━━━ Given entries ━━━
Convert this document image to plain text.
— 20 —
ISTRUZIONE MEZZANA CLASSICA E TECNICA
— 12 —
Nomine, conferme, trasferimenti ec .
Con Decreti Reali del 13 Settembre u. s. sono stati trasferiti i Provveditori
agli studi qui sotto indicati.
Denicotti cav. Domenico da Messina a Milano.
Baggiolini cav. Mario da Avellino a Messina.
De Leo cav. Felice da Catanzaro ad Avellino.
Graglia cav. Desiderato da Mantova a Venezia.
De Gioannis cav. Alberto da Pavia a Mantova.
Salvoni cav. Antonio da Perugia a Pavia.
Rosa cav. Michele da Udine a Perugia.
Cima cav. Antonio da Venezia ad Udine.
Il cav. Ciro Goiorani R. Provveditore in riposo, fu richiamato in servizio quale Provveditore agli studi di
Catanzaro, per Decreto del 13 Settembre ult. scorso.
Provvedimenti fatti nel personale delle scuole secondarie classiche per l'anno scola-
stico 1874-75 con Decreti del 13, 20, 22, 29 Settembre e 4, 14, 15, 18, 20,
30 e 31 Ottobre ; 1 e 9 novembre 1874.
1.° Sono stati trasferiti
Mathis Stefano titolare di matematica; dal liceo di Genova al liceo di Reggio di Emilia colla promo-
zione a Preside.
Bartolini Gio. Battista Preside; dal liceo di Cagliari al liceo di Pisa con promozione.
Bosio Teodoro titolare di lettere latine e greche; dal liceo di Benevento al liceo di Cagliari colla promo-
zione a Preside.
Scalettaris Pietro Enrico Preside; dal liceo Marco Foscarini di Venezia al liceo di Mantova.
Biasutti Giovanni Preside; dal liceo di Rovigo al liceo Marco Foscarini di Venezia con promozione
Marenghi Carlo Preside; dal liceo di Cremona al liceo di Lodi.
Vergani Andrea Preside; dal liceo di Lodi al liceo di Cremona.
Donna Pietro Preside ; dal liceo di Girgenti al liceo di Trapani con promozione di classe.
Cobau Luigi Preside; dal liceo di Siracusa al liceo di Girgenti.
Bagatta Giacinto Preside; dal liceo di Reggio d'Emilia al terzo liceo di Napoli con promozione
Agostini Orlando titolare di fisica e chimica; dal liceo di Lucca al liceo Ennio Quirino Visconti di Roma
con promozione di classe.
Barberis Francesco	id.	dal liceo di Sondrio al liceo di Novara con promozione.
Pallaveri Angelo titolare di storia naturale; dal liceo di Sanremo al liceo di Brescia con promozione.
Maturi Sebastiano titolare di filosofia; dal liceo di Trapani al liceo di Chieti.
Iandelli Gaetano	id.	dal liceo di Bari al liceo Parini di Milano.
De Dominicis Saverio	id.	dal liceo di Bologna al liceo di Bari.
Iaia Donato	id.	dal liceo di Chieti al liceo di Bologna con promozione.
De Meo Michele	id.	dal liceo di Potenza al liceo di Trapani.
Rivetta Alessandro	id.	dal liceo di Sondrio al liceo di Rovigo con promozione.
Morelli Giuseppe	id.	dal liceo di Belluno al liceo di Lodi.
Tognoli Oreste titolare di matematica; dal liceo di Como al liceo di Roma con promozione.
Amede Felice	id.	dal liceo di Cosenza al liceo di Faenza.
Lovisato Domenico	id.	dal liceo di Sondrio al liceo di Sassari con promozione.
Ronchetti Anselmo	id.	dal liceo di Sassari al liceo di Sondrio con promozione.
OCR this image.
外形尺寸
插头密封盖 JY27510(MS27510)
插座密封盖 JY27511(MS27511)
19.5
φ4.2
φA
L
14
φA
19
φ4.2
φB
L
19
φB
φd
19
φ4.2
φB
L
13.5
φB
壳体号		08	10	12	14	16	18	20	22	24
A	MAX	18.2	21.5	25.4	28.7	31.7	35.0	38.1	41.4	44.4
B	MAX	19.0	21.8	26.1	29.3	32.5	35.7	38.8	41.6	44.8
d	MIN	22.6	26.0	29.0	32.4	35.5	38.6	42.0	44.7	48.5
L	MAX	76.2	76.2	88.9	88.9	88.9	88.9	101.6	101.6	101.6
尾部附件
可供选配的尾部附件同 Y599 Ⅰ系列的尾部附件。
━━━
### Task description
Scan the lines for the string "Foscarini". Copy out each line that matches.

### Answer in full
Scalettaris Pietro Enrico Preside; dal liceo Marco Foscarini di Venezia al liceo di Mantova.
Biasutti Giovanni Preside; dal liceo di Rovigo al liceo Marco Foscarini di Venezia con promozione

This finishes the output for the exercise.